>> Start

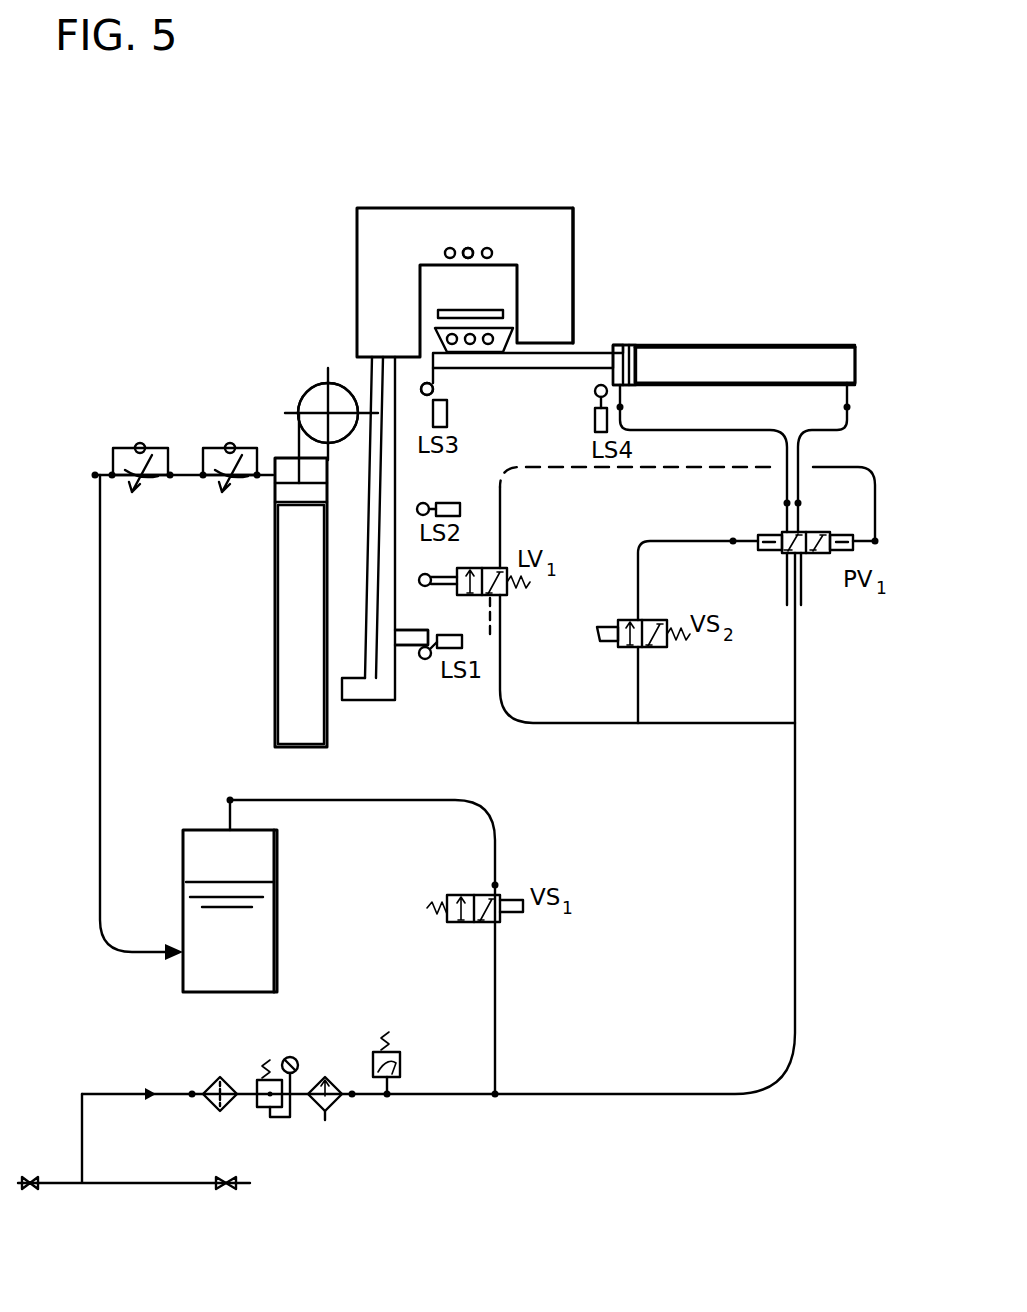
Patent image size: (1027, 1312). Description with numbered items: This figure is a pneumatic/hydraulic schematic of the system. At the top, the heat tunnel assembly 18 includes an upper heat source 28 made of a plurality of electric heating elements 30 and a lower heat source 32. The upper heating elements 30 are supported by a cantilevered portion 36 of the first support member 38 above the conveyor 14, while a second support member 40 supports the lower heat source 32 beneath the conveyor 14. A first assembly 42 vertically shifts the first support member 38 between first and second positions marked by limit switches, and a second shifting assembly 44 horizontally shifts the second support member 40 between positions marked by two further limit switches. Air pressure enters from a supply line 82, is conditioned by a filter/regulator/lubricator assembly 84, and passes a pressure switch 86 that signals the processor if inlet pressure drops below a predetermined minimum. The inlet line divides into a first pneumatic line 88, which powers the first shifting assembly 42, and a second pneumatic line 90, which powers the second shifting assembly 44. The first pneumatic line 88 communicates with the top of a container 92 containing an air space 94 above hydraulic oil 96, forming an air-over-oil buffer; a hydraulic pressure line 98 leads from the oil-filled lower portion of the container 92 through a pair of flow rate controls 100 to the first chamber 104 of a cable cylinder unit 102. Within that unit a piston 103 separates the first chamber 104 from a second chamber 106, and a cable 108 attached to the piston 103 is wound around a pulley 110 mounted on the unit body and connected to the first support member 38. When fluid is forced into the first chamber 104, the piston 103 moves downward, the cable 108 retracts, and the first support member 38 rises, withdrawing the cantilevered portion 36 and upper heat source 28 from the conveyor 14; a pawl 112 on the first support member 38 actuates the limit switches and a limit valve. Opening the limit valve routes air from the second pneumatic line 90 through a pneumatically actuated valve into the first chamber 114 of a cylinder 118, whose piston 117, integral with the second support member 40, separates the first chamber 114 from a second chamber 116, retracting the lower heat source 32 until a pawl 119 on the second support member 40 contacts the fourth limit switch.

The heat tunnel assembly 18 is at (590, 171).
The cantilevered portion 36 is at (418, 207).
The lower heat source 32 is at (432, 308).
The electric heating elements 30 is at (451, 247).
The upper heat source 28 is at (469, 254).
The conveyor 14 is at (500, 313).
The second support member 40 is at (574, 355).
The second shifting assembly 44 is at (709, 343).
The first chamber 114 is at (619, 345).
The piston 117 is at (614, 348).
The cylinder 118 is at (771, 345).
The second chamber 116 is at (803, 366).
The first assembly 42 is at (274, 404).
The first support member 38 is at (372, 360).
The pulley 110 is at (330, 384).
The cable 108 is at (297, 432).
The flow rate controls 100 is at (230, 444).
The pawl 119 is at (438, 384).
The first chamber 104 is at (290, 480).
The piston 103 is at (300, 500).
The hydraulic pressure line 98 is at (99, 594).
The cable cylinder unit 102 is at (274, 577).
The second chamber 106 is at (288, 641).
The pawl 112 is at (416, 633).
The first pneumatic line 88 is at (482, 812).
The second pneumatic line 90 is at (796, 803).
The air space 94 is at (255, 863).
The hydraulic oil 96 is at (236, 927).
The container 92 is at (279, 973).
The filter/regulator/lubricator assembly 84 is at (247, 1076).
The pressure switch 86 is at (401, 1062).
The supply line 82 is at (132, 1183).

>> End
>> Start

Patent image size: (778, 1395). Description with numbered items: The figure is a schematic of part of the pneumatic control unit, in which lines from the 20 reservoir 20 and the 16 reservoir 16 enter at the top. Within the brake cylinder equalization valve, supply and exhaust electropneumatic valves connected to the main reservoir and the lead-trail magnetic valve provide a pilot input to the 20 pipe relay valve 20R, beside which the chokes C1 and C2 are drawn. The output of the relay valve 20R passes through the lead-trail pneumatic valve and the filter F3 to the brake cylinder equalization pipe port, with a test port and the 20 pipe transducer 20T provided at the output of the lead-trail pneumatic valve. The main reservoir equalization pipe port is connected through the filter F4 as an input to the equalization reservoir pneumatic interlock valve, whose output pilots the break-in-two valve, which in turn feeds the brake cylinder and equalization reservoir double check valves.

>> End

**Short exercise:** How many lines of the records above contain the word "output"? Reply with only the number.

**Response below:** 1